Dataset records:
┏━━

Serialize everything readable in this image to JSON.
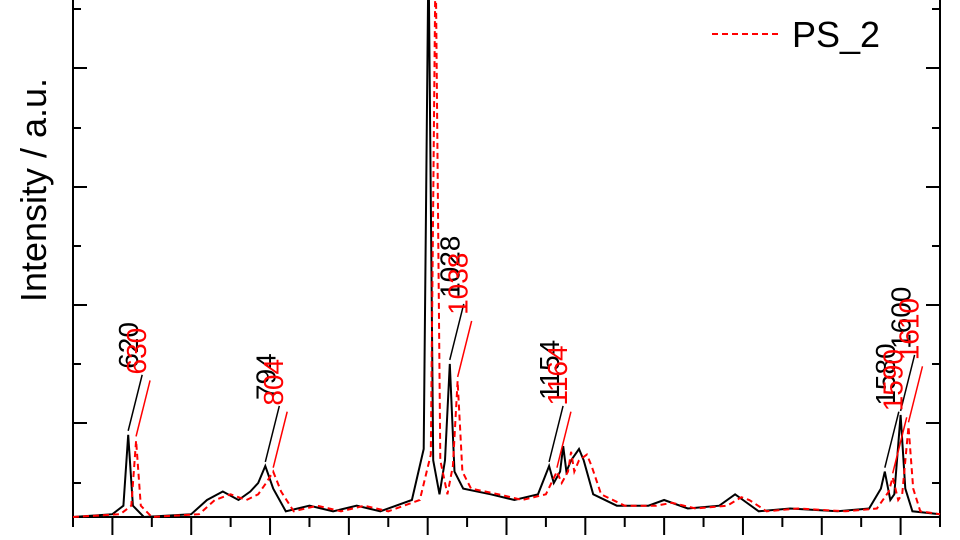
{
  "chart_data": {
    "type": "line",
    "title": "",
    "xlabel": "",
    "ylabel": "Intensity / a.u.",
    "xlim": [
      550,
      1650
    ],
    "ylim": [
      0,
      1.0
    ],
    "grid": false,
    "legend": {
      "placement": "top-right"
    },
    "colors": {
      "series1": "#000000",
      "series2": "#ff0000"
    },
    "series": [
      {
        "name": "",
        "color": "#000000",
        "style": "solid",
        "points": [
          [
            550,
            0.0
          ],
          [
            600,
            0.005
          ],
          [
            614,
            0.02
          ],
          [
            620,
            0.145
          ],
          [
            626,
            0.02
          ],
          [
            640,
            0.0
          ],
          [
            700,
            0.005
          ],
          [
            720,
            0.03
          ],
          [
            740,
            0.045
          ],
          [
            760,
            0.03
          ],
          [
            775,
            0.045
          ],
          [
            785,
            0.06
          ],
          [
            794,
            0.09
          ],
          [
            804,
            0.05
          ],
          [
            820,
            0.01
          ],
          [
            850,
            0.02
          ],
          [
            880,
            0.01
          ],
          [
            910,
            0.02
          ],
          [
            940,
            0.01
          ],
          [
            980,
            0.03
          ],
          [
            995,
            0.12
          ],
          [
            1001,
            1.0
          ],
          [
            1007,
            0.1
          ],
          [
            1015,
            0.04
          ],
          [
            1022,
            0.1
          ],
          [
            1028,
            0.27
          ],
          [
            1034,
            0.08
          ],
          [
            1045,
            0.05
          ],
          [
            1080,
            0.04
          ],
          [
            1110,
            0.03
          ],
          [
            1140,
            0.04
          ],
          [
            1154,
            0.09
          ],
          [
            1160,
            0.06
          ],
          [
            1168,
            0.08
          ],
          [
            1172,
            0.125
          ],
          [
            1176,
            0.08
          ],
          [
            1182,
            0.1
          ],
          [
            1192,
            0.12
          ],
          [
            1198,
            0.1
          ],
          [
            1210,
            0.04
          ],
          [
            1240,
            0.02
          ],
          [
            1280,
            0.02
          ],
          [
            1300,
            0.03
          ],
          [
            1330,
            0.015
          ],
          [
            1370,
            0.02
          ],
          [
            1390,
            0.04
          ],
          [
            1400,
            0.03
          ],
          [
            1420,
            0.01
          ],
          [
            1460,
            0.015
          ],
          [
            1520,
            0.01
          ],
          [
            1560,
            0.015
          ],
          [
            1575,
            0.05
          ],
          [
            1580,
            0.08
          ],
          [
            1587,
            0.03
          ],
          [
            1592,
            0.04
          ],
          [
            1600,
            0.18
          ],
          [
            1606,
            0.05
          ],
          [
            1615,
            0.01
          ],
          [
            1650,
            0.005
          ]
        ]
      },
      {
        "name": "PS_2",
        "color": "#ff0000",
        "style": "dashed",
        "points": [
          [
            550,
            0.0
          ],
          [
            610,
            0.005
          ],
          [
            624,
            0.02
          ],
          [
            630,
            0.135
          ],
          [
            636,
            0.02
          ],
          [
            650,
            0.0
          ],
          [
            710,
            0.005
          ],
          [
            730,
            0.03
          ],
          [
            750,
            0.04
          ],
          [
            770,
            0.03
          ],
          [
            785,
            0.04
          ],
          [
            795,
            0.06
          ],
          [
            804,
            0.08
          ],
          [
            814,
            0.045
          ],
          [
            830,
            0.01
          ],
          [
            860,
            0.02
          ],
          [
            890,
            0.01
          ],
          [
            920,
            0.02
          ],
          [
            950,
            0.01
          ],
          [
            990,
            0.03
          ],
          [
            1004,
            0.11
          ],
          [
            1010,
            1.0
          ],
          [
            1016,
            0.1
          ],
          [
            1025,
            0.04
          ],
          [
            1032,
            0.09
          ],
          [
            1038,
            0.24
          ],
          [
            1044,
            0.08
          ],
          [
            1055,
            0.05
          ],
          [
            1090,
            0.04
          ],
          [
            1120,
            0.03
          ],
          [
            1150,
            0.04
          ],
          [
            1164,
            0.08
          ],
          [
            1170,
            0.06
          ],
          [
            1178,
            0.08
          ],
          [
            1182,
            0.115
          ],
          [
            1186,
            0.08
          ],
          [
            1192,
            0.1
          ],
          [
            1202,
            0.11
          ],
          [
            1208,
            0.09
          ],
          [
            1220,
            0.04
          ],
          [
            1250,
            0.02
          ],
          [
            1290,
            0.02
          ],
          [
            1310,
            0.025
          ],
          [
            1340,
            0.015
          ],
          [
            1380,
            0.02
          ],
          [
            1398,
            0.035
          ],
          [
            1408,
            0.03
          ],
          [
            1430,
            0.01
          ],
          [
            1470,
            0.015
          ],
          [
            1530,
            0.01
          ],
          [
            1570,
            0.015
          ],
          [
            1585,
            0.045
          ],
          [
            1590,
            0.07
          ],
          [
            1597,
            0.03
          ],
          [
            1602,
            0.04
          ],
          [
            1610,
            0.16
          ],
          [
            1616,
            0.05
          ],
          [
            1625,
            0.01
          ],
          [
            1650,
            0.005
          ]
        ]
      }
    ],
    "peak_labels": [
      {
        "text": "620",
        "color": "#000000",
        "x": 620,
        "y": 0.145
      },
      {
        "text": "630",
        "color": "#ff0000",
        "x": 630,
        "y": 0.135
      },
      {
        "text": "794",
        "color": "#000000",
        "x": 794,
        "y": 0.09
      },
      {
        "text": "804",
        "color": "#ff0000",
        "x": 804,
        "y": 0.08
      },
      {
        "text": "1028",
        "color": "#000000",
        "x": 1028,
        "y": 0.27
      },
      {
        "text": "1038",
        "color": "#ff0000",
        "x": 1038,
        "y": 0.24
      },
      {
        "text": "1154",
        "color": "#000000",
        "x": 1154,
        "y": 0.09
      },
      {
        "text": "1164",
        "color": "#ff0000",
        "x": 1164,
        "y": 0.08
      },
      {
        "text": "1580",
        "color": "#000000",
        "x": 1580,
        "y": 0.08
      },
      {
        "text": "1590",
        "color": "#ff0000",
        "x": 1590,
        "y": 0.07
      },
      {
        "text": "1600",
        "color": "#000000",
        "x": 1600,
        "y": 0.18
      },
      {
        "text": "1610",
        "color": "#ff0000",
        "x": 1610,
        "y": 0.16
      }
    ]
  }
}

┗━━
┏━━

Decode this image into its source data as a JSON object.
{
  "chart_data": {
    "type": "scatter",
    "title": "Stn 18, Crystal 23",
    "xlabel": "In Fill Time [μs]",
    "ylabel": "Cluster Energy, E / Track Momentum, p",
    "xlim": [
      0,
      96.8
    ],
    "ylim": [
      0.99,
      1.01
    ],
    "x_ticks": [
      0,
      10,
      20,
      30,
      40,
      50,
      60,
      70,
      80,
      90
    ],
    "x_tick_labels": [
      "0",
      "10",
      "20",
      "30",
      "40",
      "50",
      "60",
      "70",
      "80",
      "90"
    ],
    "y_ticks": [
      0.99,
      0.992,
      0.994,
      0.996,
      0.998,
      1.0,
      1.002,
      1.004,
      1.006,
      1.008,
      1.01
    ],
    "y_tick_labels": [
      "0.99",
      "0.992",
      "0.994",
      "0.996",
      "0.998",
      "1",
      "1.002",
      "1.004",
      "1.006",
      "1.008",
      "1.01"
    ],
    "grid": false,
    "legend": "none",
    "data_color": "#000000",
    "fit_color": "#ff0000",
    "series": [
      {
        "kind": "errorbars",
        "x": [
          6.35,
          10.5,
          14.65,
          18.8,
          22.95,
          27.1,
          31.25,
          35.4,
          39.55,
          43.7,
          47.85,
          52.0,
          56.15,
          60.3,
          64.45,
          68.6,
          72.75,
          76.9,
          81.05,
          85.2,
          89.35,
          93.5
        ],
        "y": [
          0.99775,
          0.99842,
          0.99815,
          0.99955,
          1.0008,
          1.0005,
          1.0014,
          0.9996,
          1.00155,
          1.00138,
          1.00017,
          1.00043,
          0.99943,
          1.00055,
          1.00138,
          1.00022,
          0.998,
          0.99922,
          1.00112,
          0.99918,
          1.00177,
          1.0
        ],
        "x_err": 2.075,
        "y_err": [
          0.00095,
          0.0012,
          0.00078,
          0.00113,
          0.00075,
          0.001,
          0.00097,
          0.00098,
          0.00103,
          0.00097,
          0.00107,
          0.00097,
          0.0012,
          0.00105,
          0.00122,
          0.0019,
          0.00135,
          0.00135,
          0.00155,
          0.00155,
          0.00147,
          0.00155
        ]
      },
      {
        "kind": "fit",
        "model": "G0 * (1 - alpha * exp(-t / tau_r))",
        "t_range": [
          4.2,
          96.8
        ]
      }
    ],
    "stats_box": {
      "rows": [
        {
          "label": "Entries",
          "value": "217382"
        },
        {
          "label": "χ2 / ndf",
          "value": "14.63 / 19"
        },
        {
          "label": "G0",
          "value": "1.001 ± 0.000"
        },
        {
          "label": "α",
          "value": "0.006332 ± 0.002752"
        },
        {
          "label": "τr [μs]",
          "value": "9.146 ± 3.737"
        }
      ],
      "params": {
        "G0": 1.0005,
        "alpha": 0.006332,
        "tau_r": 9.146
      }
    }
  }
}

┗━━
┏━━

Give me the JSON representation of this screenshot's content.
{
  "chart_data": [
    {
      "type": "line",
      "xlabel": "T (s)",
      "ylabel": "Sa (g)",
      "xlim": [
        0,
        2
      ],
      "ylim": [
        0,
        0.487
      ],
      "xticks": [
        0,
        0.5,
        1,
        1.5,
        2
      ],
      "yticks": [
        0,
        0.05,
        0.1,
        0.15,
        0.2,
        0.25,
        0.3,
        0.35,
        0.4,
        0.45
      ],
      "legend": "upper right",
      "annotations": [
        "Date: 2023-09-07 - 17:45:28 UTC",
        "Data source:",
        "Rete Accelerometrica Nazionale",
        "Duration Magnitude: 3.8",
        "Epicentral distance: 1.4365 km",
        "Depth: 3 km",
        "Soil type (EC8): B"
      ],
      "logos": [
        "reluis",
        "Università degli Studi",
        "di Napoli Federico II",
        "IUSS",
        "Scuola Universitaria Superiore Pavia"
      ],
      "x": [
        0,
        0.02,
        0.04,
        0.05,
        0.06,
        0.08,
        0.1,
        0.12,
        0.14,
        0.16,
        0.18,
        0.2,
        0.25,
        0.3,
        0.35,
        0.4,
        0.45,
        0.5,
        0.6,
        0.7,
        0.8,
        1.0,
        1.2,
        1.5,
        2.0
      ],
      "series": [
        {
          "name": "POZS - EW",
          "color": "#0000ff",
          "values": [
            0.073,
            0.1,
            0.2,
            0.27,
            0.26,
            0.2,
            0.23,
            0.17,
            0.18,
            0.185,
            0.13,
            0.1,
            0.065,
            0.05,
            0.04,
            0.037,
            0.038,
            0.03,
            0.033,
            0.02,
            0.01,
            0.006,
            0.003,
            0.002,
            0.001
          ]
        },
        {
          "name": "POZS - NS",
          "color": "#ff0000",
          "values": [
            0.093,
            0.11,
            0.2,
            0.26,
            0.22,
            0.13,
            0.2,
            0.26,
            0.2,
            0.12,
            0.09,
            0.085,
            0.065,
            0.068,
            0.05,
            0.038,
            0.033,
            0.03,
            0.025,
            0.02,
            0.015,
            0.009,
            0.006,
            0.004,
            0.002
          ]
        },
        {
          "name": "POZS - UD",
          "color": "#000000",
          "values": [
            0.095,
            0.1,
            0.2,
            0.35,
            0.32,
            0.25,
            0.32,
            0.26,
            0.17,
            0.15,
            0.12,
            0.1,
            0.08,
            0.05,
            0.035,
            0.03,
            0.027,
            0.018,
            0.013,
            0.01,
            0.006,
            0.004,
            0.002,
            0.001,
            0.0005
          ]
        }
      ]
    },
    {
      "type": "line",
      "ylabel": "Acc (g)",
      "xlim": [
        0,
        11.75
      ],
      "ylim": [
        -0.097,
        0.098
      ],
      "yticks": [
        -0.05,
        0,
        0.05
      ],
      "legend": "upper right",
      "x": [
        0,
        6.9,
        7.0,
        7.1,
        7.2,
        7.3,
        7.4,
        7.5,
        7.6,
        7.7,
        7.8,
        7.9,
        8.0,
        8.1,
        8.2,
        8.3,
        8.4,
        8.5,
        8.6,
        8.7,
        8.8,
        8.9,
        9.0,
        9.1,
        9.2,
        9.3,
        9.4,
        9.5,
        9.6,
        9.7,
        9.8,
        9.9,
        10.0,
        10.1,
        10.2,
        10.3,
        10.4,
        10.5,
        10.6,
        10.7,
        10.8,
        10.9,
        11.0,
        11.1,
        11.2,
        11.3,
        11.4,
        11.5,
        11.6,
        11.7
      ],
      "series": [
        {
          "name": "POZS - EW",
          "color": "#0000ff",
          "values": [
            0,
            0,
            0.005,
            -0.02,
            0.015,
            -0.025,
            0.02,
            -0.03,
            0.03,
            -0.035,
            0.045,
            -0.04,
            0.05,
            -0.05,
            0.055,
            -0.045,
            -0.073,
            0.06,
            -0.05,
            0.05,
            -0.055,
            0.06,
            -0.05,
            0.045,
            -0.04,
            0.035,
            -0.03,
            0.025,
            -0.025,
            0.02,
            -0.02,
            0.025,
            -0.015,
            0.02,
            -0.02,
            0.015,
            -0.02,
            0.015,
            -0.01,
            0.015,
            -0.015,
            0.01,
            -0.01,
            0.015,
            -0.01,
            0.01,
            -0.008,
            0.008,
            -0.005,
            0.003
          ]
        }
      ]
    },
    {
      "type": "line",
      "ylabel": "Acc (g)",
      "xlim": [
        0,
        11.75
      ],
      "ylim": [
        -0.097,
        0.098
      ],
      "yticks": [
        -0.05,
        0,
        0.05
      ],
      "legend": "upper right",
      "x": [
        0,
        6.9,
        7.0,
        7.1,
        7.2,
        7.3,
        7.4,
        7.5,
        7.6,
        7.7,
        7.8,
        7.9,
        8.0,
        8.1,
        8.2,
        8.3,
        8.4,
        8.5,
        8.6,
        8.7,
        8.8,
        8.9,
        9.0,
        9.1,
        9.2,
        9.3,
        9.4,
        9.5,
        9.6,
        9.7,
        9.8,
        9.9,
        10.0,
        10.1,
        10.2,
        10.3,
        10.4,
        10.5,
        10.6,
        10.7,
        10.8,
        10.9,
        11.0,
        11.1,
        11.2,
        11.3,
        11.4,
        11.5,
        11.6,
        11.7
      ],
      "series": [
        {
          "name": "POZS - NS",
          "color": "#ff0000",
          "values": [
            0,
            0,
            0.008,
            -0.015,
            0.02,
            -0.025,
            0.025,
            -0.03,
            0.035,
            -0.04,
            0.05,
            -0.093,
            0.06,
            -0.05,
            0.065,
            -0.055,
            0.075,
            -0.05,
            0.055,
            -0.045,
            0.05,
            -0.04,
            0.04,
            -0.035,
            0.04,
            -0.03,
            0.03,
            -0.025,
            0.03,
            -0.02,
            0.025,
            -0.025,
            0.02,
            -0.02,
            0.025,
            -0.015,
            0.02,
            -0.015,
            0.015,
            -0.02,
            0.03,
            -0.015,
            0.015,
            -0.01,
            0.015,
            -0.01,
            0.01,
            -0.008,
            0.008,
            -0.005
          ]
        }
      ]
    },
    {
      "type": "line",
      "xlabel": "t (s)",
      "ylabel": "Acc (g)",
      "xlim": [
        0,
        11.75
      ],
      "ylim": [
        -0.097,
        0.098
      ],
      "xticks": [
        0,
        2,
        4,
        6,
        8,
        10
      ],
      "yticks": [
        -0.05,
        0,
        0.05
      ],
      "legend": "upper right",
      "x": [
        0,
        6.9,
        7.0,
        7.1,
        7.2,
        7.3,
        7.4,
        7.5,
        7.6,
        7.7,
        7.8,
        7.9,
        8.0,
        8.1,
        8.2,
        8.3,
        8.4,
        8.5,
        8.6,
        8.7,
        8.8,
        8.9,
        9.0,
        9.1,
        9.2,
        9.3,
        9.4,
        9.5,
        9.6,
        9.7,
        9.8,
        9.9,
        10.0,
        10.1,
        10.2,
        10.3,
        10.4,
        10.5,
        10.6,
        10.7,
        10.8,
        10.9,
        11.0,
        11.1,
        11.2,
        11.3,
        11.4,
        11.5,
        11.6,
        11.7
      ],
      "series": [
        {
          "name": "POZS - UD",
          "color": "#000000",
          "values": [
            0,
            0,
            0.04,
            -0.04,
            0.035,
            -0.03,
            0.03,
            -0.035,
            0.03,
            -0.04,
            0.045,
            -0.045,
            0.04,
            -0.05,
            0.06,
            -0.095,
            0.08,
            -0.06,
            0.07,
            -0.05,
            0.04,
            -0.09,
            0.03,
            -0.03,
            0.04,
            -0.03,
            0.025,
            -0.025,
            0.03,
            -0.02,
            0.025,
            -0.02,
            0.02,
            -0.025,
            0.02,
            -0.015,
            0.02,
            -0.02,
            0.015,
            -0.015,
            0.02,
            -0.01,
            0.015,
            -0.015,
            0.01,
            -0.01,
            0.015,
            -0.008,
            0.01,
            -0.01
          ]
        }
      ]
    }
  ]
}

┗━━

_GIVEN INSTRUCTION_. Search the data for the string "JSON". List each line that has it.

_REPLY TO THE EXERCISE_.
Serialize everything readable in this image to JSON.
Decode this image into its source data as a JSON object.
Give me the JSON representation of this screenshot's content.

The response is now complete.